**TASK PROMPT:** Could you write out every record below exactly, leaving out any pictures?
──────── SOURCE MATERIAL ────────
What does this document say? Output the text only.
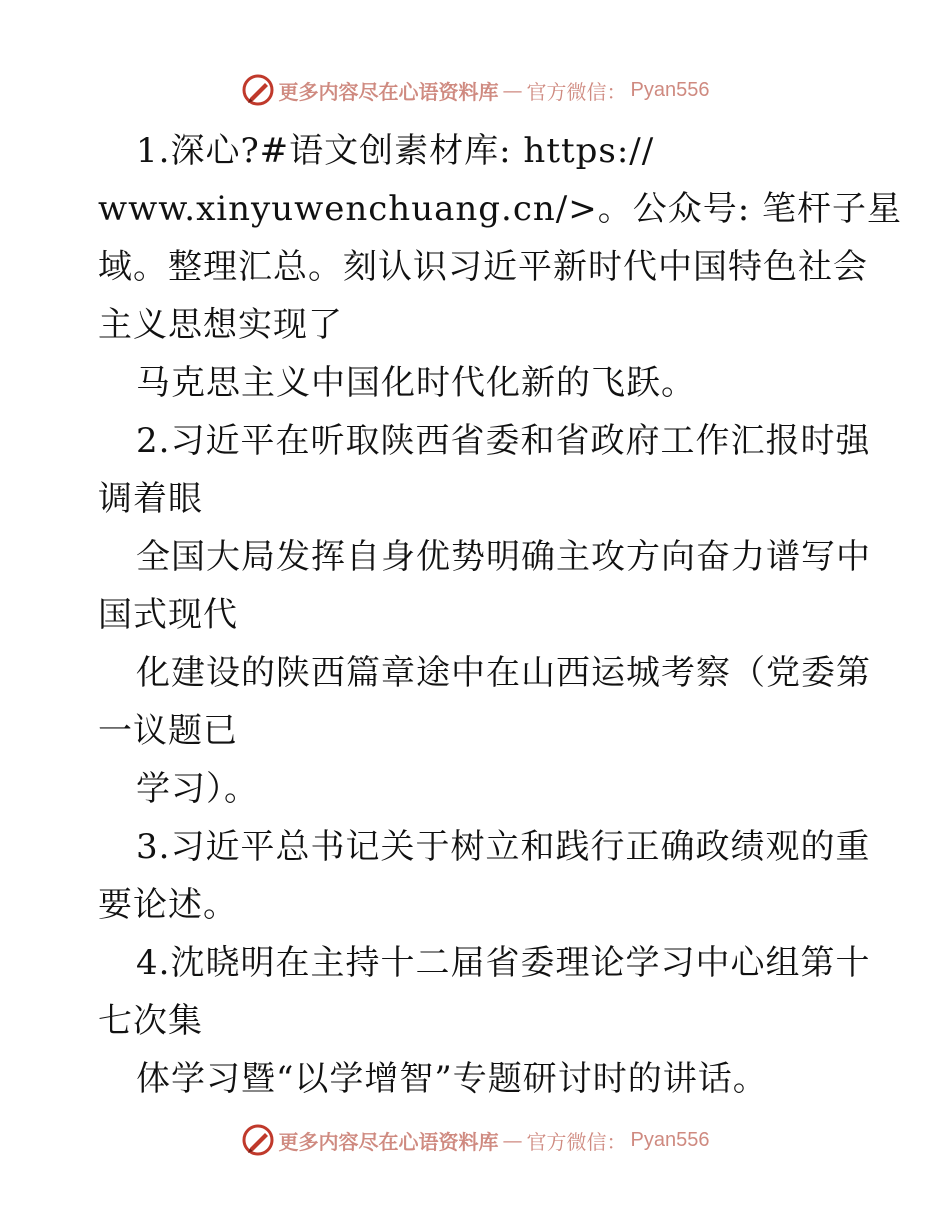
更多内容尽在心语资料库 — 官方微信： Pyan556
1.深心?#语文创素材库: https://
www.xinyuwenchuang.cn/>。公众号: 笔杆子星
域。整理汇总。刻认识习近平新时代中国特色社会
主义思想实现了
马克思主义中国化时代化新的飞跃。
2.习近平在听取陕西省委和省政府工作汇报时强
调着眼
全国大局发挥自身优势明确主攻方向奋力谱写中
国式现代
化建设的陕西篇章途中在山西运城考察（党委第
一议题已
学习）。
3.习近平总书记关于树立和践行正确政绩观的重
要论述。
4.沈晓明在主持十二届省委理论学习中心组第十
七次集
体学习暨“以学增智”专题研讨时的讲话。
更多内容尽在心语资料库 — 官方微信： Pyan556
────────
**CORRECT OUTPUT:**
What does this document say? Output the text only.
更多内容尽在心语资料库 — 官方微信： Pyan556
1.深心?#语文创素材库: https://
www.xinyuwenchuang.cn/>。公众号: 笔杆子星
域。整理汇总。刻认识习近平新时代中国特色社会
主义思想实现了
马克思主义中国化时代化新的飞跃。
2.习近平在听取陕西省委和省政府工作汇报时强
调着眼
全国大局发挥自身优势明确主攻方向奋力谱写中
国式现代
化建设的陕西篇章途中在山西运城考察（党委第
一议题已
学习）。
3.习近平总书记关于树立和践行正确政绩观的重
要论述。
4.沈晓明在主持十二届省委理论学习中心组第十
七次集
体学习暨“以学增智”专题研讨时的讲话。
更多内容尽在心语资料库 — 官方微信： Pyan556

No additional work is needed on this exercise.